• **What to produce**: Go through the lines below and copy out each one containing the string "figure", matching case exactly.
⟨
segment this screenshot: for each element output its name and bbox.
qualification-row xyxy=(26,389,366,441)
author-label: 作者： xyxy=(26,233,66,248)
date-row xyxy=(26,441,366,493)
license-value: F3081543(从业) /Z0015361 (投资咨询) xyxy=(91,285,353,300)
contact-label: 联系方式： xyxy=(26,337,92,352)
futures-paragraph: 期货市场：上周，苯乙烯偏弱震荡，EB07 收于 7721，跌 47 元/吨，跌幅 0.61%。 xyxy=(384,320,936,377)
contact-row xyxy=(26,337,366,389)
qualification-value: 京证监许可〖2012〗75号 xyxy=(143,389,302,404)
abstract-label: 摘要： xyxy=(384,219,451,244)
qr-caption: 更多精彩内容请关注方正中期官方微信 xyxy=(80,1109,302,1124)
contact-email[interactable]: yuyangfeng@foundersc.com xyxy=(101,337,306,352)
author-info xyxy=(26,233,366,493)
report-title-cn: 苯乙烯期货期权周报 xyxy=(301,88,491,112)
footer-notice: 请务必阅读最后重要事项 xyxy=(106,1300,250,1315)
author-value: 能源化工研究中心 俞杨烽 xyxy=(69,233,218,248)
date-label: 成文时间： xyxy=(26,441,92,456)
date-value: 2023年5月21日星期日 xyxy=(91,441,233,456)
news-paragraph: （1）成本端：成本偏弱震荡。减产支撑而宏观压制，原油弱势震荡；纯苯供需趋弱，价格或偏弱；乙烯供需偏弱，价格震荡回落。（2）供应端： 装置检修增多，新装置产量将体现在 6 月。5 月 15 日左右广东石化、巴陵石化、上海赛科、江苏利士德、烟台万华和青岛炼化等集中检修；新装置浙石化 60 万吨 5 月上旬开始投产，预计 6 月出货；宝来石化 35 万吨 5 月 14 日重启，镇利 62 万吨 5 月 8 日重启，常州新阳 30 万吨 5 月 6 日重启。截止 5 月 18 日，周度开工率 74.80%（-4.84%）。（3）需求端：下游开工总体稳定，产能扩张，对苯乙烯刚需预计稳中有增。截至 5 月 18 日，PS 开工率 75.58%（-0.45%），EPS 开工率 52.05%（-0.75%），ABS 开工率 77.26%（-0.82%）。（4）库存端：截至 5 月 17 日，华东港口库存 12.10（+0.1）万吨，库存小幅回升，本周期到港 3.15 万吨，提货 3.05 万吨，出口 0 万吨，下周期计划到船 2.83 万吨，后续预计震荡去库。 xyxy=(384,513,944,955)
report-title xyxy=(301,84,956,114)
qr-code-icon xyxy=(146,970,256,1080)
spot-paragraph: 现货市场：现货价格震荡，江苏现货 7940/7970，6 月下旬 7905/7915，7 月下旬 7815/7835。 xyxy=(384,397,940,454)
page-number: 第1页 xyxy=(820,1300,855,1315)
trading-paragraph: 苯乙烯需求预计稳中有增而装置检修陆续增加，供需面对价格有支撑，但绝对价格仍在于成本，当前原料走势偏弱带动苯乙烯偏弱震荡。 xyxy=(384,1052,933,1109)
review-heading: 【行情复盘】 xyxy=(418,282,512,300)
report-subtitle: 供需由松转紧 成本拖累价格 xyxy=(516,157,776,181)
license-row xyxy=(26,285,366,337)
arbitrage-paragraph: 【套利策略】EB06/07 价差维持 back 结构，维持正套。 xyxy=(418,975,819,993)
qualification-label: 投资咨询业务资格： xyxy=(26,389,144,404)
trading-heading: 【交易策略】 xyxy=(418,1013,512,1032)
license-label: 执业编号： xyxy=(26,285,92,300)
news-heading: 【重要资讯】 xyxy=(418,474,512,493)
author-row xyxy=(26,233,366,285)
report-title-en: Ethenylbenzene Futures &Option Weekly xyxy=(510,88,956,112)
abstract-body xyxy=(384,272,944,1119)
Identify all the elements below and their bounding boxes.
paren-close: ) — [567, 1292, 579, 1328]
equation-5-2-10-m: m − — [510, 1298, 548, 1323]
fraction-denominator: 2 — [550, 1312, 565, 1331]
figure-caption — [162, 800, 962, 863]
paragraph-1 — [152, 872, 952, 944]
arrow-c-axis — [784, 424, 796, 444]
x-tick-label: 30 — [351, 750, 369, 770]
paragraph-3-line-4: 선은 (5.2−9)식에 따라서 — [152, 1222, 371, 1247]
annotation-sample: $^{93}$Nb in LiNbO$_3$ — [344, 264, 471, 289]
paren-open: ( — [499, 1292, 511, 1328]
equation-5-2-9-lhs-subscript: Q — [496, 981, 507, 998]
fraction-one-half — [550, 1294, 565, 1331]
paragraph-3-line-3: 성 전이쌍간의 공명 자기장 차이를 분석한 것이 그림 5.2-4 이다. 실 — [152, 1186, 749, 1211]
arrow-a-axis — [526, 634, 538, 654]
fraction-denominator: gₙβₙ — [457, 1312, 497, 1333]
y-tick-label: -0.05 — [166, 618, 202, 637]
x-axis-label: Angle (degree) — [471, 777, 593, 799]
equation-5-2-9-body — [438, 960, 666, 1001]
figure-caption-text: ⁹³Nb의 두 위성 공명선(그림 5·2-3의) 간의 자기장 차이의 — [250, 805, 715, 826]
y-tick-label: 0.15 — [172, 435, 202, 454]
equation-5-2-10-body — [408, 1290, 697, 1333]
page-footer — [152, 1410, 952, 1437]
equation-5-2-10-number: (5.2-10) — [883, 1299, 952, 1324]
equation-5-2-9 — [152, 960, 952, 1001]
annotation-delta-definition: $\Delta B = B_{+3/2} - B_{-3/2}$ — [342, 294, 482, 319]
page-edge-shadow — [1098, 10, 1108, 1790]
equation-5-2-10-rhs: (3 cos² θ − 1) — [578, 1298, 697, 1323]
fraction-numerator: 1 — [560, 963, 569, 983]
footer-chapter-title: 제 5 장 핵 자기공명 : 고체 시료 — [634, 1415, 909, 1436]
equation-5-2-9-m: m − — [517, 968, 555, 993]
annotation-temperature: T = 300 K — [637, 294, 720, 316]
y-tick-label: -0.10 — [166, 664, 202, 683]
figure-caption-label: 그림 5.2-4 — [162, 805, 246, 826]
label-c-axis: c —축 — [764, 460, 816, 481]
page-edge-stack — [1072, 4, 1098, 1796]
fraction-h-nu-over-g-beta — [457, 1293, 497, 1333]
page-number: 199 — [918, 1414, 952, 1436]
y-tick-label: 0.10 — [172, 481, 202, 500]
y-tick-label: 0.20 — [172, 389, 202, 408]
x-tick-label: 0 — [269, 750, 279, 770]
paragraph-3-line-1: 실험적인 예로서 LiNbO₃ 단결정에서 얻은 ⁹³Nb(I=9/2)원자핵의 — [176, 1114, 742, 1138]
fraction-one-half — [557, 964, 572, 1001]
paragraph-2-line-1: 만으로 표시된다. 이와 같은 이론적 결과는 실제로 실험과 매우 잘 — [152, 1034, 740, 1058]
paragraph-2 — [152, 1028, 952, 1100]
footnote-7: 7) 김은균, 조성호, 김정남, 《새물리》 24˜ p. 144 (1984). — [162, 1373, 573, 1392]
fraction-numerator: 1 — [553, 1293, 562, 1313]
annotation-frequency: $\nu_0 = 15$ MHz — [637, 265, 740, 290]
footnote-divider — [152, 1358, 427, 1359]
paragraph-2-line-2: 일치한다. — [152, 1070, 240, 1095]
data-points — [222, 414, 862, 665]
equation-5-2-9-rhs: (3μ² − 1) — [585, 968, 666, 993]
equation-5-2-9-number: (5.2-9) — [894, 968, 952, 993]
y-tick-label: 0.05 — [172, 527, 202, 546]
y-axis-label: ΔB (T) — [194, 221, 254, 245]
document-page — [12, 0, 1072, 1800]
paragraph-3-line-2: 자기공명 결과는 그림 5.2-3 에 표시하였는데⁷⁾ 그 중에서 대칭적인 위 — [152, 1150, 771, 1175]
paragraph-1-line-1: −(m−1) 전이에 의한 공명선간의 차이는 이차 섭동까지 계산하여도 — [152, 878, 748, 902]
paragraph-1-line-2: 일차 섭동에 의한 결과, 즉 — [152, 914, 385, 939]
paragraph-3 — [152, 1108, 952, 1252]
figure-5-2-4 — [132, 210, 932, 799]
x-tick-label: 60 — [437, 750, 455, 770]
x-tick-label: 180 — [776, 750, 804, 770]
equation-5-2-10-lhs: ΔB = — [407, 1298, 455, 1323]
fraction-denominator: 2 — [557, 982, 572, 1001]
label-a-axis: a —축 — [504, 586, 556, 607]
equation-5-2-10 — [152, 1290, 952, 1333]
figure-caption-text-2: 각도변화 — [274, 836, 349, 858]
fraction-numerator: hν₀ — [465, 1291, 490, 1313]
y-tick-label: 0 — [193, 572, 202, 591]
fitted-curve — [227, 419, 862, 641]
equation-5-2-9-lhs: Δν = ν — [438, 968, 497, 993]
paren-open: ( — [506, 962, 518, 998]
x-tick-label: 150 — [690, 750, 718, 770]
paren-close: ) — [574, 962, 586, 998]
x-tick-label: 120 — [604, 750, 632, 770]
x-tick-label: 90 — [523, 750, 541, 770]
⟩
• **Task solution**:
figure-caption — [162, 800, 962, 863]
figure-caption-text: ⁹³Nb의 두 위성 공명선(그림 5·2-3의) 간의 자기장 차이의 — [250, 805, 715, 826]
figure-caption-label: 그림 5.2-4 — [162, 805, 246, 826]
figure-5-2-4 — [132, 210, 932, 799]
figure-caption-text-2: 각도변화 — [274, 836, 349, 858]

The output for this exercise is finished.